## Request
Records follow. Pull out every line that contains "note".

## Dataset excerpts

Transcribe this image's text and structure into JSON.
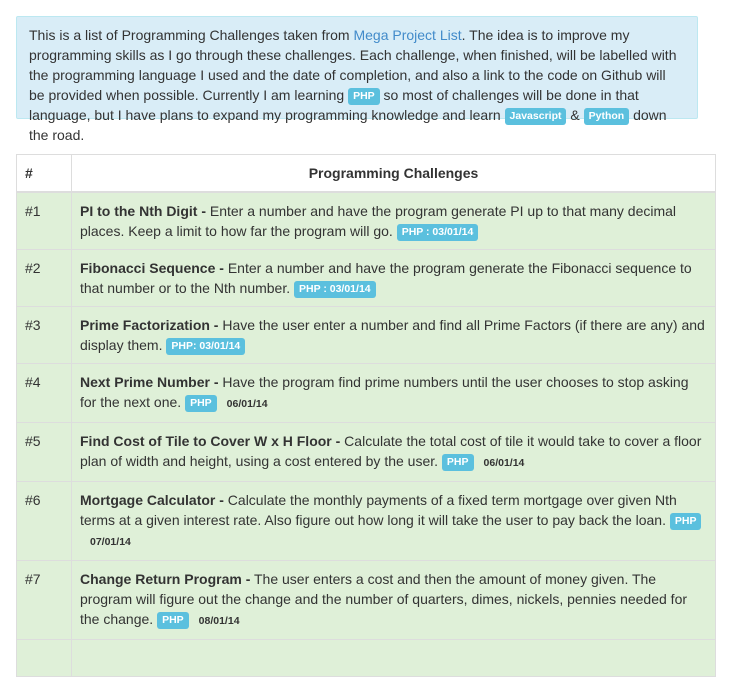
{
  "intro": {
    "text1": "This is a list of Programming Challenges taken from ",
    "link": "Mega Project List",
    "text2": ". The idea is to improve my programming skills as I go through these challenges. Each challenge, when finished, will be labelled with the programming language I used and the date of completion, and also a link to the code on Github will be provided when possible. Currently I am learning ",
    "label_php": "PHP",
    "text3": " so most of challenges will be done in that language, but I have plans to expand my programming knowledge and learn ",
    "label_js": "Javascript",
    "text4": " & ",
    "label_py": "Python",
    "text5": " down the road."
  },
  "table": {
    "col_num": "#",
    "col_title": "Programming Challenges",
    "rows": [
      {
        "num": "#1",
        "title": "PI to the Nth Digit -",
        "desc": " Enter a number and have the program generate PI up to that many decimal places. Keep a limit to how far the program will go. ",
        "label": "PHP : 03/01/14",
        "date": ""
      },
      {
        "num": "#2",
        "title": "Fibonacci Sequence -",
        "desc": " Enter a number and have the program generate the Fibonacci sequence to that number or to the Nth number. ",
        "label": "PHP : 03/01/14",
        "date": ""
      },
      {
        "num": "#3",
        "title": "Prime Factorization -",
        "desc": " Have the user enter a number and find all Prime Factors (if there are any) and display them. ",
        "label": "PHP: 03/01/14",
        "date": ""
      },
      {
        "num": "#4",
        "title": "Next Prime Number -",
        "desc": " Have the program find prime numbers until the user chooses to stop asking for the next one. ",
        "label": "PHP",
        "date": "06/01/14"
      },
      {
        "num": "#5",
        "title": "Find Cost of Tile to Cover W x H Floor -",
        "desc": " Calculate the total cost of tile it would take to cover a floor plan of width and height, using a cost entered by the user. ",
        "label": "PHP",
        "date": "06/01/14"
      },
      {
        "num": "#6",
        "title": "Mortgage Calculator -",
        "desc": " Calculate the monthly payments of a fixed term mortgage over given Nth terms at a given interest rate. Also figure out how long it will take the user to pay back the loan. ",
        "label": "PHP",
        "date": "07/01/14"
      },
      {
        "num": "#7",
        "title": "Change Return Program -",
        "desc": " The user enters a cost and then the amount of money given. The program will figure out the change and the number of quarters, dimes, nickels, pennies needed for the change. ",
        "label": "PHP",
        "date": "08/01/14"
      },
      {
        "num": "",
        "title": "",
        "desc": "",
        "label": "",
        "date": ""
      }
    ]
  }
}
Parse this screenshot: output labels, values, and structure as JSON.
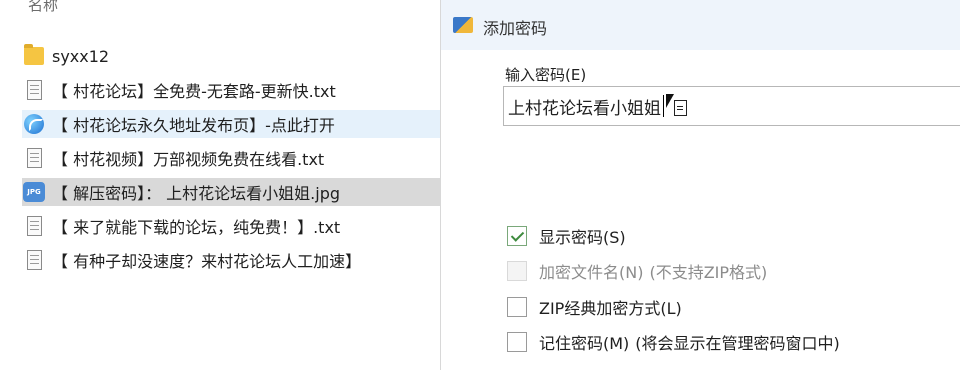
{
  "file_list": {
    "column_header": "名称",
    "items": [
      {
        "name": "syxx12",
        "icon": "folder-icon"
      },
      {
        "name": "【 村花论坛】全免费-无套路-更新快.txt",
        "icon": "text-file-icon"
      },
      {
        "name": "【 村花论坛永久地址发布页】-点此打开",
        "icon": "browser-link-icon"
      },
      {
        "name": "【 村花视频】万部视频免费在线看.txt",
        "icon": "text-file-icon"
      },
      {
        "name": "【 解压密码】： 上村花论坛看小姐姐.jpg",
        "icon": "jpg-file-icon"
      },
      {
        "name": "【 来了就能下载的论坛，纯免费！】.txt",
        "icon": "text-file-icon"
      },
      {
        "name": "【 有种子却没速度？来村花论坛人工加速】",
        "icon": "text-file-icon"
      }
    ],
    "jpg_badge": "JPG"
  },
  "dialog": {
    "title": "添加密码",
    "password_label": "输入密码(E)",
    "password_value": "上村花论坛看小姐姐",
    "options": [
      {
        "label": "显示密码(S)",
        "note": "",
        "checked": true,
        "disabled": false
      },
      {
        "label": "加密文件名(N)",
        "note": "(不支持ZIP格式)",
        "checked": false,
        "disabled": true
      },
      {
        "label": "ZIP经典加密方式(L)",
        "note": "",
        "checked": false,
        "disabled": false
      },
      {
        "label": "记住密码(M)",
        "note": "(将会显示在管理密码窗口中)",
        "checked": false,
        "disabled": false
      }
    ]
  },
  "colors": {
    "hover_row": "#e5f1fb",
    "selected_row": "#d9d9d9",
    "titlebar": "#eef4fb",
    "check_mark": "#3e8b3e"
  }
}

## Solved problem
        "note": "",
        "note": "(不支持ZIP格式)",
        "note": "",
        "note": "(将会显示在管理密码窗口中)",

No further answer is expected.